[INSTRUCTIONS TO FOLLOW]: Return the lines where the word "подтверждает" occurs.

[EXTRACTED DATA]:
###

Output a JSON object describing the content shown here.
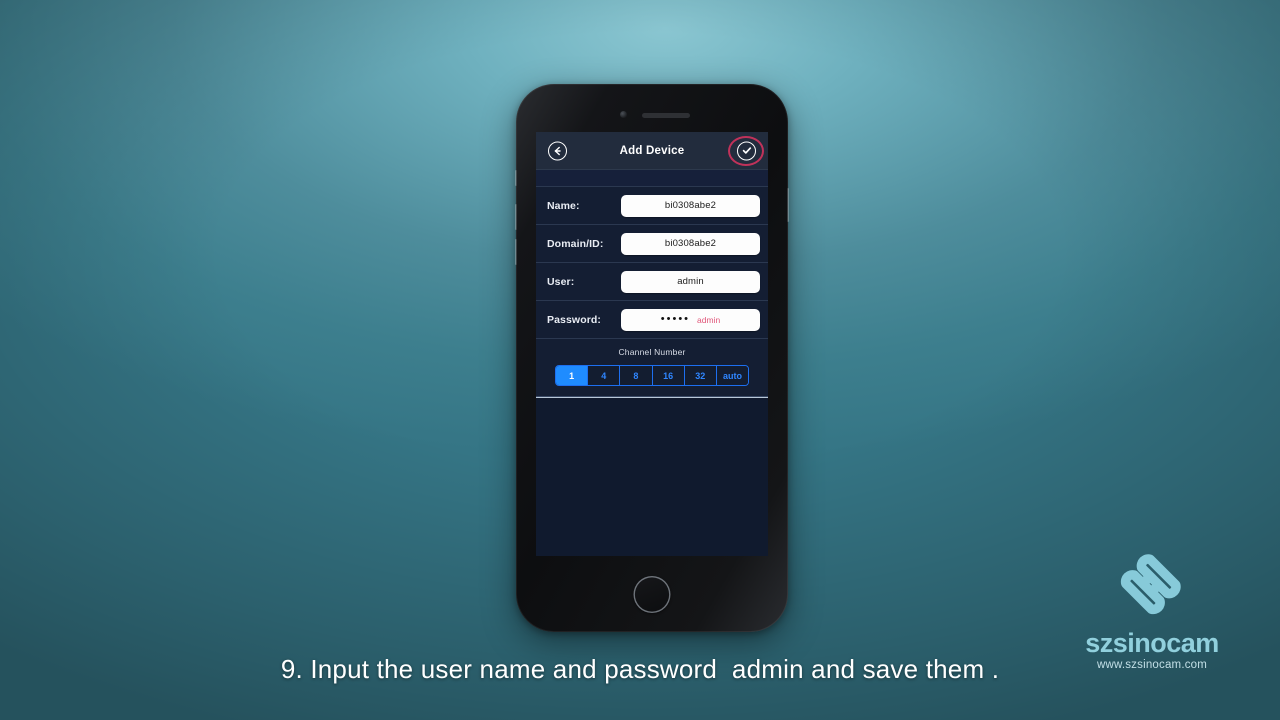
{
  "background": {
    "accent_teal": "#3d7e8c",
    "highlight_teal": "#8ac6d1"
  },
  "phone": {
    "device_label": "smartphone-mockup",
    "camera_icon": "camera-dot",
    "speaker_icon": "earpiece-speaker",
    "home_button_icon": "home-button"
  },
  "app": {
    "navbar": {
      "title": "Add Device",
      "back_icon": "back-arrow-icon",
      "confirm_icon": "check-circle-icon",
      "annotation_color": "#c0325a"
    },
    "form": {
      "fields": [
        {
          "label": "Name:",
          "value": "bi0308abe2",
          "type": "text"
        },
        {
          "label": "Domain/ID:",
          "value": "bi0308abe2",
          "type": "text"
        },
        {
          "label": "User:",
          "value": "admin",
          "type": "text"
        },
        {
          "label": "Password:",
          "value": "•••••",
          "type": "password",
          "note": "admin"
        }
      ]
    },
    "channel": {
      "title": "Channel Number",
      "options": [
        "1",
        "4",
        "8",
        "16",
        "32",
        "auto"
      ],
      "selected": "1",
      "selected_color": "#1f8cff"
    }
  },
  "caption": {
    "text": "9. Input the user name and password  admin and save them ."
  },
  "watermark": {
    "brand": "szsinocam",
    "url": "www.szsinocam.com",
    "logo_icon": "szsinocam-diamond-logo",
    "brand_color": "#9adbe8"
  }
}
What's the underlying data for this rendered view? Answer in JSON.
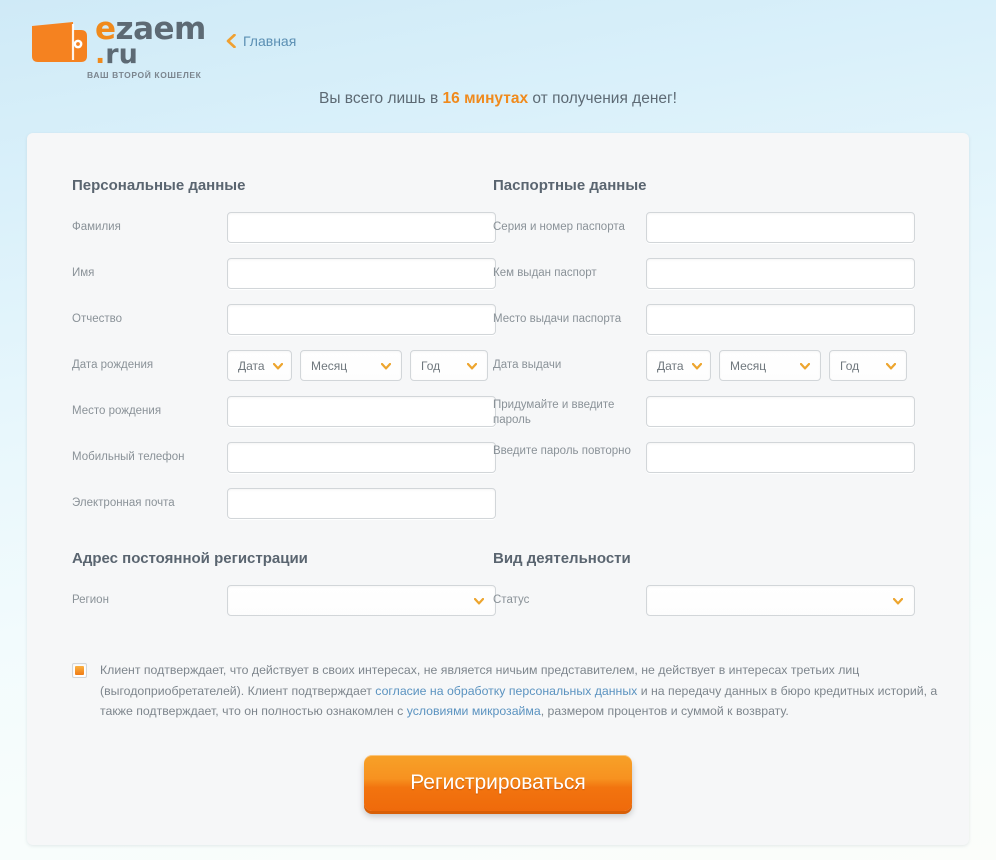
{
  "header": {
    "logo": {
      "brand_prefix": "e",
      "brand_main": "zaem",
      "tld_dot": ".",
      "tld": "ru",
      "slogan": "ВАШ ВТОРОЙ КОШЕЛЕК",
      "icon": "wallet-icon"
    },
    "home_link": {
      "label": "Главная",
      "icon": "chevron-left-icon"
    },
    "tagline": {
      "before": "Вы всего лишь в ",
      "highlight": "16 минутах",
      "after": " от получения денег!"
    }
  },
  "sections": {
    "personal": {
      "title": "Персональные данные",
      "fields": [
        {
          "label": "Фамилия",
          "type": "text",
          "value": "",
          "placeholder": ""
        },
        {
          "label": "Имя",
          "type": "text",
          "value": "",
          "placeholder": ""
        },
        {
          "label": "Отчество",
          "type": "text",
          "value": "",
          "placeholder": ""
        },
        {
          "label": "Дата рождения",
          "type": "date-group"
        },
        {
          "label": "Место рождения",
          "type": "text",
          "value": "",
          "placeholder": ""
        },
        {
          "label": "Мобильный телефон",
          "type": "text",
          "value": "",
          "placeholder": ""
        },
        {
          "label": "Электронная почта",
          "type": "text",
          "value": "",
          "placeholder": ""
        }
      ]
    },
    "passport": {
      "title": "Паспортные данные",
      "fields": [
        {
          "label": "Серия и номер паспорта",
          "type": "text",
          "value": "",
          "placeholder": ""
        },
        {
          "label": "Кем выдан паспорт",
          "type": "text",
          "value": "",
          "placeholder": ""
        },
        {
          "label": "Место выдачи паспорта",
          "type": "text",
          "value": "",
          "placeholder": ""
        },
        {
          "label": "Дата выдачи",
          "type": "date-group"
        },
        {
          "label": "Придумайте и введите пароль",
          "type": "password",
          "value": "",
          "placeholder": ""
        },
        {
          "label": "Введите пароль повторно",
          "type": "password",
          "value": "",
          "placeholder": ""
        }
      ]
    },
    "address": {
      "title": "Адрес постоянной регистрации",
      "region_label": "Регион",
      "region_value": ""
    },
    "activity": {
      "title": "Вид деятельности",
      "status_label": "Статус",
      "status_value": ""
    }
  },
  "date_selects": {
    "day": "Дата",
    "month": "Месяц",
    "year": "Год"
  },
  "consent": {
    "checked": true,
    "part1": "Клиент подтверждает, что действует в своих интересах, не является ничьим представителем, не действует в интересах третьих лиц (выгодоприобретателей). Клиент подтверждает ",
    "link1": "согласие на обработку персональных данных",
    "part2": " и на передачу данных в бюро кредитных историй, а также подтверждает, что он полностью ознакомлен с ",
    "link2": "условиями микрозайма",
    "part3": ", размером процентов и суммой к возврату."
  },
  "submit": {
    "label": "Регистрироваться"
  },
  "colors": {
    "accent_orange": "#f08a1c",
    "button_orange_top": "#f7a128",
    "button_orange_bottom": "#ef6a0b",
    "link_blue": "#5b93c0",
    "heading_gray": "#5a6570",
    "label_gray": "#8a9298",
    "panel_bg": "#f6f7f8",
    "page_bg_top": "#cfeaf7"
  }
}
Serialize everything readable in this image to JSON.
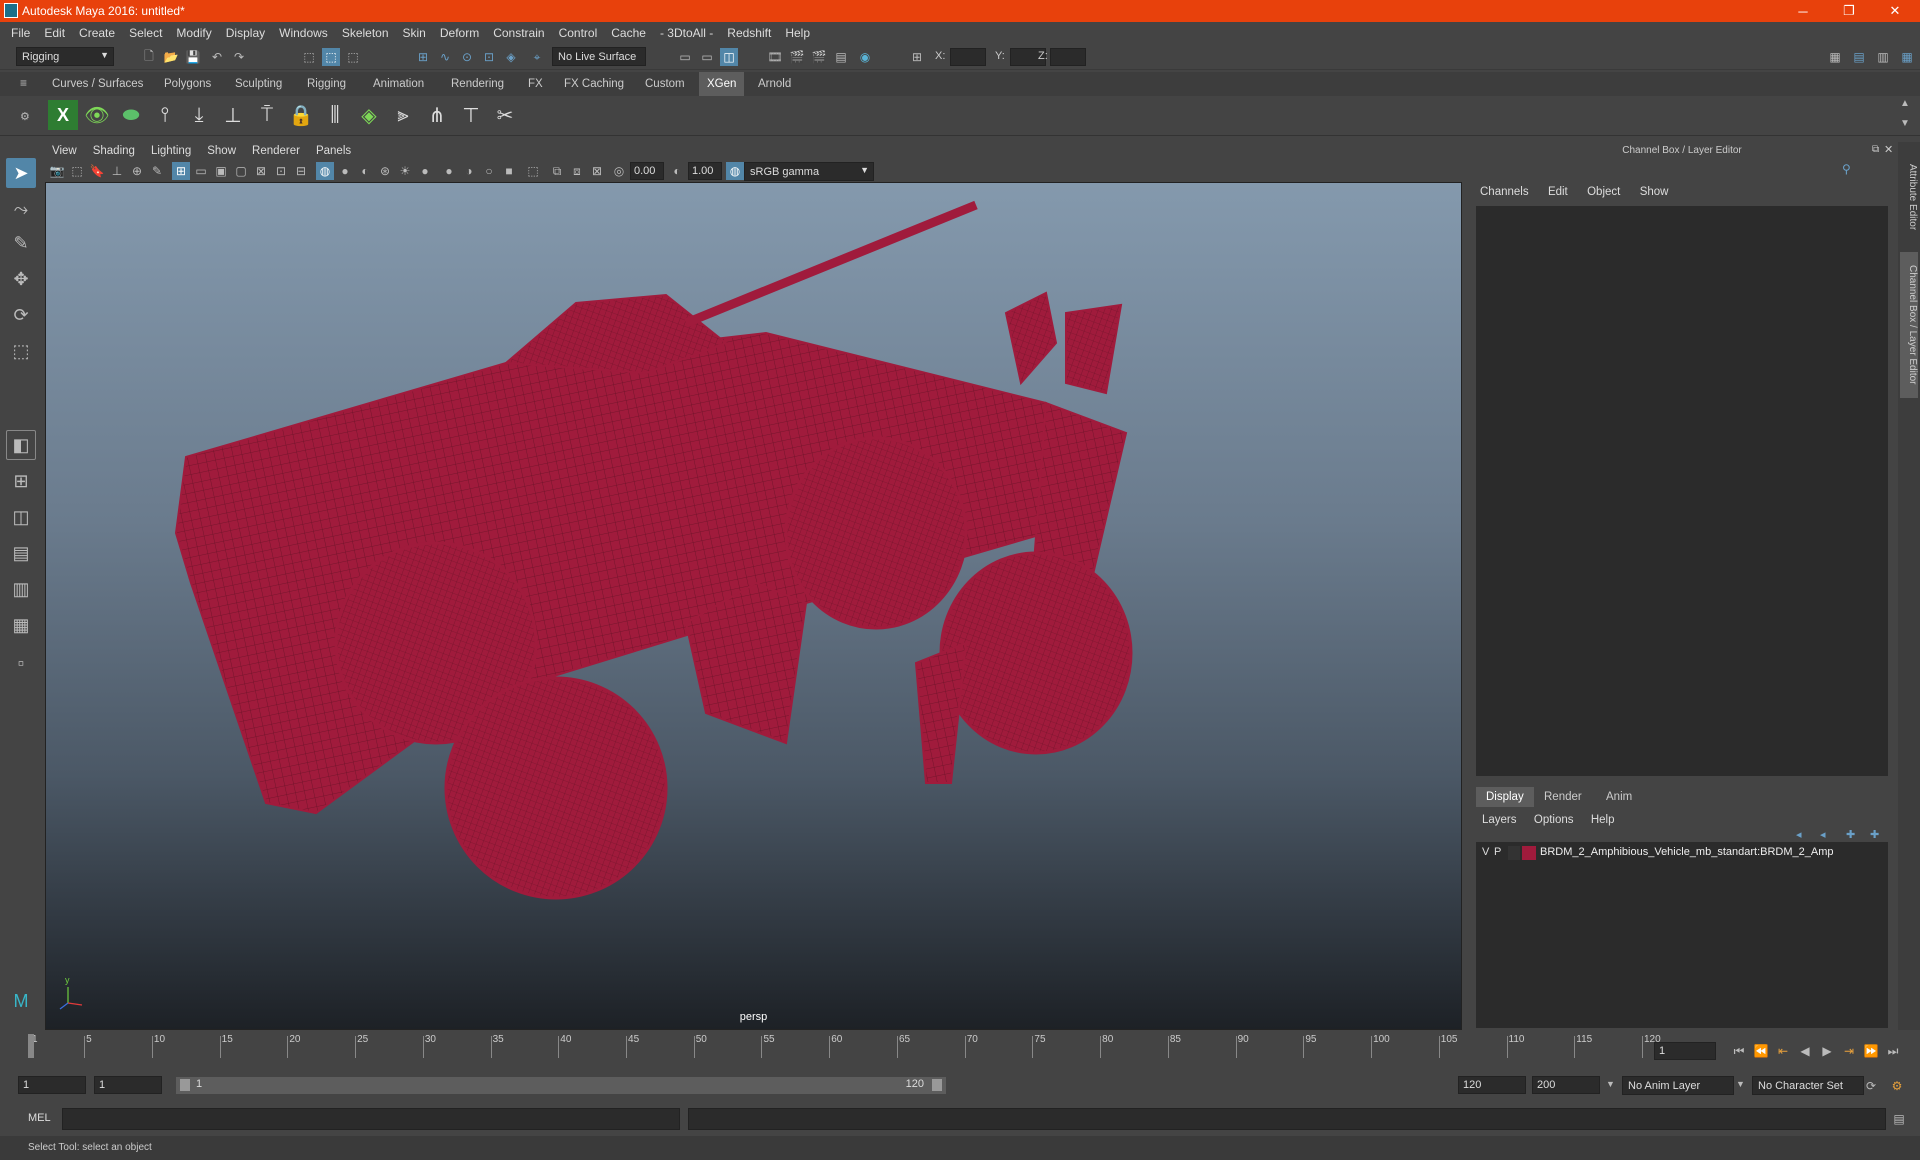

###

[COMPLETED EXERCISE]:
    "part1": "Клиент подтверждает, что действует в своих интересах, не является ничьим представителем, не действует в интересах третьих лиц (выгодоприобретателей). Клиент подтверждает ",
    "part2": " и на передачу данных в бюро кредитных историй, а также подтверждает, что он полностью ознакомлен с ",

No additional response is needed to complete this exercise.